What is asked | Write out the records word for word, with no pictures.
* begin Exercise inputs *
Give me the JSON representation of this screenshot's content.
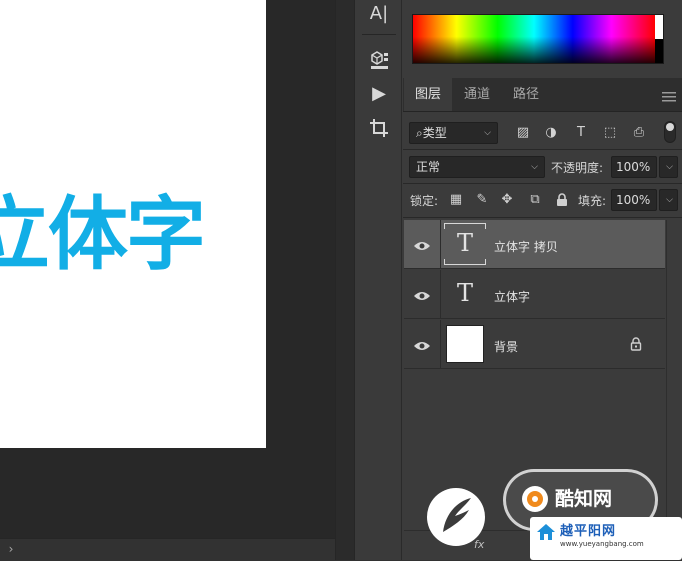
{
  "canvas": {
    "document_text": "立体字",
    "text_color": "#12aee6",
    "scroll_left_glyph": "›"
  },
  "tools": [
    {
      "icon": "type-tool-icon",
      "glyph": "A|"
    },
    {
      "icon": "3d-object-icon",
      "glyph": "▣"
    },
    {
      "icon": "play-icon",
      "glyph": "▶"
    },
    {
      "icon": "crop-tool-icon",
      "glyph": "⌗"
    }
  ],
  "tabs": [
    {
      "label": "图层",
      "active": true
    },
    {
      "label": "通道",
      "active": false
    },
    {
      "label": "路径",
      "active": false
    }
  ],
  "panel_menu_icon": "hamburger-menu-icon",
  "filter": {
    "search_glyph": "⌕",
    "kind_label": "类型",
    "icons": [
      "image-filter-icon",
      "adjustment-filter-icon",
      "type-filter-icon",
      "shape-filter-icon",
      "smart-object-filter-icon"
    ],
    "glyphs": [
      "▨",
      "◑",
      "T",
      "⬚",
      "⎙"
    ]
  },
  "blend": {
    "mode": "正常",
    "opacity_label": "不透明度:",
    "opacity_value": "100%"
  },
  "lock": {
    "label": "锁定:",
    "icons": [
      "lock-transparent-pixels-icon",
      "lock-image-pixels-icon",
      "lock-position-icon",
      "lock-artboard-icon",
      "lock-all-icon"
    ],
    "glyphs": [
      "▦",
      "✎",
      "✥",
      "⧉",
      "🔒"
    ],
    "fill_label": "填充:",
    "fill_value": "100%"
  },
  "layers": [
    {
      "name": "立体字 拷贝",
      "type": "text",
      "thumb_glyph": "T",
      "selected": true,
      "locked": false
    },
    {
      "name": "立体字",
      "type": "text",
      "thumb_glyph": "T",
      "selected": false,
      "locked": false
    },
    {
      "name": "背景",
      "type": "image",
      "thumb_glyph": "",
      "selected": false,
      "locked": true
    }
  ],
  "bottom": {
    "fx_label": "fx"
  },
  "watermarks": {
    "knowledge_text": "酷知网",
    "site_title": "越平阳网",
    "site_url": "www.yueyangbang.com"
  }
}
* end Exercise inputs *
Written solution |
Give me the JSON representation of this screenshot's content.
{
  "canvas": {
    "document_text": "立体字",
    "text_color": "#12aee6",
    "scroll_left_glyph": "›"
  },
  "tools": [
    {
      "icon": "type-tool-icon",
      "glyph": "A|"
    },
    {
      "icon": "3d-object-icon",
      "glyph": "▣"
    },
    {
      "icon": "play-icon",
      "glyph": "▶"
    },
    {
      "icon": "crop-tool-icon",
      "glyph": "⌗"
    }
  ],
  "tabs": [
    {
      "label": "图层",
      "active": true
    },
    {
      "label": "通道",
      "active": false
    },
    {
      "label": "路径",
      "active": false
    }
  ],
  "panel_menu_icon": "hamburger-menu-icon",
  "filter": {
    "search_glyph": "⌕",
    "kind_label": "类型",
    "icons": [
      "image-filter-icon",
      "adjustment-filter-icon",
      "type-filter-icon",
      "shape-filter-icon",
      "smart-object-filter-icon"
    ],
    "glyphs": [
      "▨",
      "◑",
      "T",
      "⬚",
      "⎙"
    ]
  },
  "blend": {
    "mode": "正常",
    "opacity_label": "不透明度:",
    "opacity_value": "100%"
  },
  "lock": {
    "label": "锁定:",
    "icons": [
      "lock-transparent-pixels-icon",
      "lock-image-pixels-icon",
      "lock-position-icon",
      "lock-artboard-icon",
      "lock-all-icon"
    ],
    "glyphs": [
      "▦",
      "✎",
      "✥",
      "⧉",
      "🔒"
    ],
    "fill_label": "填充:",
    "fill_value": "100%"
  },
  "layers": [
    {
      "name": "立体字 拷贝",
      "type": "text",
      "thumb_glyph": "T",
      "selected": true,
      "locked": false
    },
    {
      "name": "立体字",
      "type": "text",
      "thumb_glyph": "T",
      "selected": false,
      "locked": false
    },
    {
      "name": "背景",
      "type": "image",
      "thumb_glyph": "",
      "selected": false,
      "locked": true
    }
  ],
  "bottom": {
    "fx_label": "fx"
  },
  "watermarks": {
    "knowledge_text": "酷知网",
    "site_title": "越平阳网",
    "site_url": "www.yueyangbang.com"
  }
}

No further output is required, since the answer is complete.